Task description: From the listing below, pull out the lines that hold "standard".

========================

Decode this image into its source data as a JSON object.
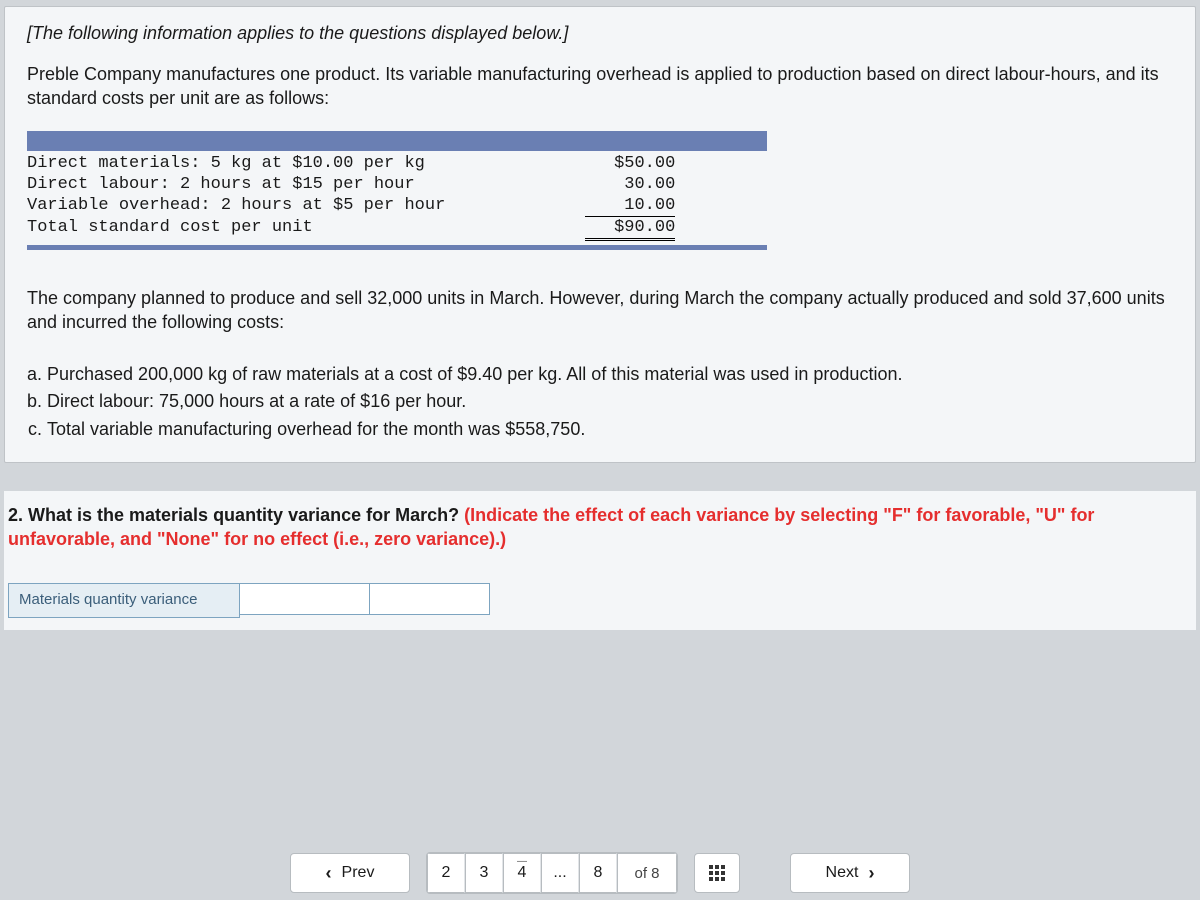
{
  "note": "[The following information applies to the questions displayed below.]",
  "intro": "Preble Company manufactures one product. Its variable manufacturing overhead is applied to production based on direct labour-hours, and its standard costs per unit are as follows:",
  "cost_rows": [
    {
      "desc": "Direct materials: 5 kg at $10.00 per kg",
      "amt": "$50.00"
    },
    {
      "desc": "Direct labour: 2 hours at $15 per hour",
      "amt": "30.00"
    },
    {
      "desc": "Variable overhead: 2 hours at $5 per hour",
      "amt": "10.00"
    }
  ],
  "cost_total": {
    "desc": "Total standard cost per unit",
    "amt": "$90.00"
  },
  "para2": "The company planned to produce and sell 32,000 units in March.  However, during March the company actually produced and sold 37,600 units and incurred the following costs:",
  "abc": {
    "a": "Purchased 200,000 kg of raw materials at a cost of $9.40 per kg. All of this material was used in production.",
    "b": "Direct labour: 75,000 hours at a rate of $16 per hour.",
    "c": "Total variable manufacturing overhead for the month was $558,750."
  },
  "q2": {
    "lead": "2. What is the materials quantity variance for March? ",
    "hint": "(Indicate the effect of each variance by selecting \"F\" for favorable, \"U\" for unfavorable, and \"None\" for no effect (i.e., zero variance).)"
  },
  "answer_label": "Materials quantity variance",
  "pager": {
    "prev": "Prev",
    "next": "Next",
    "pages": [
      "2",
      "3",
      "4",
      "...",
      "8"
    ],
    "linked_index": 2,
    "of_label": "of 8"
  },
  "colors": {
    "page_bg": "#d2d6da",
    "panel_bg": "#f4f6f8",
    "blue_bar": "#6a7fb3",
    "hint_red": "#e52e2e",
    "cell_bg": "#e5eef4",
    "cell_border": "#7da4c0"
  }
}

========================

Response to this exercise:
  "intro": "Preble Company manufactures one product. Its variable manufacturing overhead is applied to production based on direct labour-hours, and its standard costs per unit are as follows:",
    "desc": "Total standard cost per unit",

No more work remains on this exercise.